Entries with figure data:
============

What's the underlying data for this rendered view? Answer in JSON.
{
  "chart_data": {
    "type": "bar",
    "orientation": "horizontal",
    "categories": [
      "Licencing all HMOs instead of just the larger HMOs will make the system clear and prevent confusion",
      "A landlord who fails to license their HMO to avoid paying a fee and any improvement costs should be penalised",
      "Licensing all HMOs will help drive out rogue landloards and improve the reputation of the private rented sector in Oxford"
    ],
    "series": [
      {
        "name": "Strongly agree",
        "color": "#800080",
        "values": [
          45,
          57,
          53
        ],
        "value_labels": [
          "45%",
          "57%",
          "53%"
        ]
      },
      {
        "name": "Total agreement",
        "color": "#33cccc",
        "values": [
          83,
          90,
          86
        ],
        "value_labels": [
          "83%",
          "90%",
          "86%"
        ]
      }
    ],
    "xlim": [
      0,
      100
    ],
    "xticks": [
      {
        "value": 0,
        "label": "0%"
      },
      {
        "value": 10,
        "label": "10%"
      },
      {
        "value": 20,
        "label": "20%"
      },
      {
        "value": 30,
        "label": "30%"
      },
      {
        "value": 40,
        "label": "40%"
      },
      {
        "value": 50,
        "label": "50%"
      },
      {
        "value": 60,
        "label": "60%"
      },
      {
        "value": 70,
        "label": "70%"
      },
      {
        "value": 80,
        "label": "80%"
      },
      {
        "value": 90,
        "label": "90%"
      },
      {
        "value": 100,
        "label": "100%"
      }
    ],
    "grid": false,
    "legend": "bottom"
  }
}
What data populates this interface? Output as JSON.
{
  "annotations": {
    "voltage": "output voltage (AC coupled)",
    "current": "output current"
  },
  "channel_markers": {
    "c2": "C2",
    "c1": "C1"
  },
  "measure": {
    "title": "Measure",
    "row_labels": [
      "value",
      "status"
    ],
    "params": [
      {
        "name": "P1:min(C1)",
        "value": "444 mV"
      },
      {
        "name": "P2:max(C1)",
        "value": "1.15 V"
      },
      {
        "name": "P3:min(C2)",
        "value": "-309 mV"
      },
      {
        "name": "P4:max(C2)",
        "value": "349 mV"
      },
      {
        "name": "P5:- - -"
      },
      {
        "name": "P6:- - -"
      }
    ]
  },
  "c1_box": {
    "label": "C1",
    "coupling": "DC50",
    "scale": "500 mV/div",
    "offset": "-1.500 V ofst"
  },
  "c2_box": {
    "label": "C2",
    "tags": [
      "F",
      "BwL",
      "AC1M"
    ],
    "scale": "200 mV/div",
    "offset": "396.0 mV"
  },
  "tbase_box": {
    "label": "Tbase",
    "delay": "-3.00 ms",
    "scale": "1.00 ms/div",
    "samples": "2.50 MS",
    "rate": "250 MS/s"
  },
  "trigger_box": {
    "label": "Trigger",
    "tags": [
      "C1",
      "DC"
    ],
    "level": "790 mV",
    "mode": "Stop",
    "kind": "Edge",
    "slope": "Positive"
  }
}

============

→ Stated task: Make an exact copy of the records.

→ Solution to the exercise:
What's the underlying data for this rendered view? Answer in JSON.
{
  "chart_data": {
    "type": "bar",
    "orientation": "horizontal",
    "categories": [
      "Licencing all HMOs instead of just the larger HMOs will make the system clear and prevent confusion",
      "A landlord who fails to license their HMO to avoid paying a fee and any improvement costs should be penalised",
      "Licensing all HMOs will help drive out rogue landloards and improve the reputation of the private rented sector in Oxford"
    ],
    "series": [
      {
        "name": "Strongly agree",
        "color": "#800080",
        "values": [
          45,
          57,
          53
        ],
        "value_labels": [
          "45%",
          "57%",
          "53%"
        ]
      },
      {
        "name": "Total agreement",
        "color": "#33cccc",
        "values": [
          83,
          90,
          86
        ],
        "value_labels": [
          "83%",
          "90%",
          "86%"
        ]
      }
    ],
    "xlim": [
      0,
      100
    ],
    "xticks": [
      {
        "value": 0,
        "label": "0%"
      },
      {
        "value": 10,
        "label": "10%"
      },
      {
        "value": 20,
        "label": "20%"
      },
      {
        "value": 30,
        "label": "30%"
      },
      {
        "value": 40,
        "label": "40%"
      },
      {
        "value": 50,
        "label": "50%"
      },
      {
        "value": 60,
        "label": "60%"
      },
      {
        "value": 70,
        "label": "70%"
      },
      {
        "value": 80,
        "label": "80%"
      },
      {
        "value": 90,
        "label": "90%"
      },
      {
        "value": 100,
        "label": "100%"
      }
    ],
    "grid": false,
    "legend": "bottom"
  }
}
What data populates this interface? Output as JSON.
{
  "annotations": {
    "voltage": "output voltage (AC coupled)",
    "current": "output current"
  },
  "channel_markers": {
    "c2": "C2",
    "c1": "C1"
  },
  "measure": {
    "title": "Measure",
    "row_labels": [
      "value",
      "status"
    ],
    "params": [
      {
        "name": "P1:min(C1)",
        "value": "444 mV"
      },
      {
        "name": "P2:max(C1)",
        "value": "1.15 V"
      },
      {
        "name": "P3:min(C2)",
        "value": "-309 mV"
      },
      {
        "name": "P4:max(C2)",
        "value": "349 mV"
      },
      {
        "name": "P5:- - -"
      },
      {
        "name": "P6:- - -"
      }
    ]
  },
  "c1_box": {
    "label": "C1",
    "coupling": "DC50",
    "scale": "500 mV/div",
    "offset": "-1.500 V ofst"
  },
  "c2_box": {
    "label": "C2",
    "tags": [
      "F",
      "BwL",
      "AC1M"
    ],
    "scale": "200 mV/div",
    "offset": "396.0 mV"
  },
  "tbase_box": {
    "label": "Tbase",
    "delay": "-3.00 ms",
    "scale": "1.00 ms/div",
    "samples": "2.50 MS",
    "rate": "250 MS/s"
  },
  "trigger_box": {
    "label": "Trigger",
    "tags": [
      "C1",
      "DC"
    ],
    "level": "790 mV",
    "mode": "Stop",
    "kind": "Edge",
    "slope": "Positive"
  }
}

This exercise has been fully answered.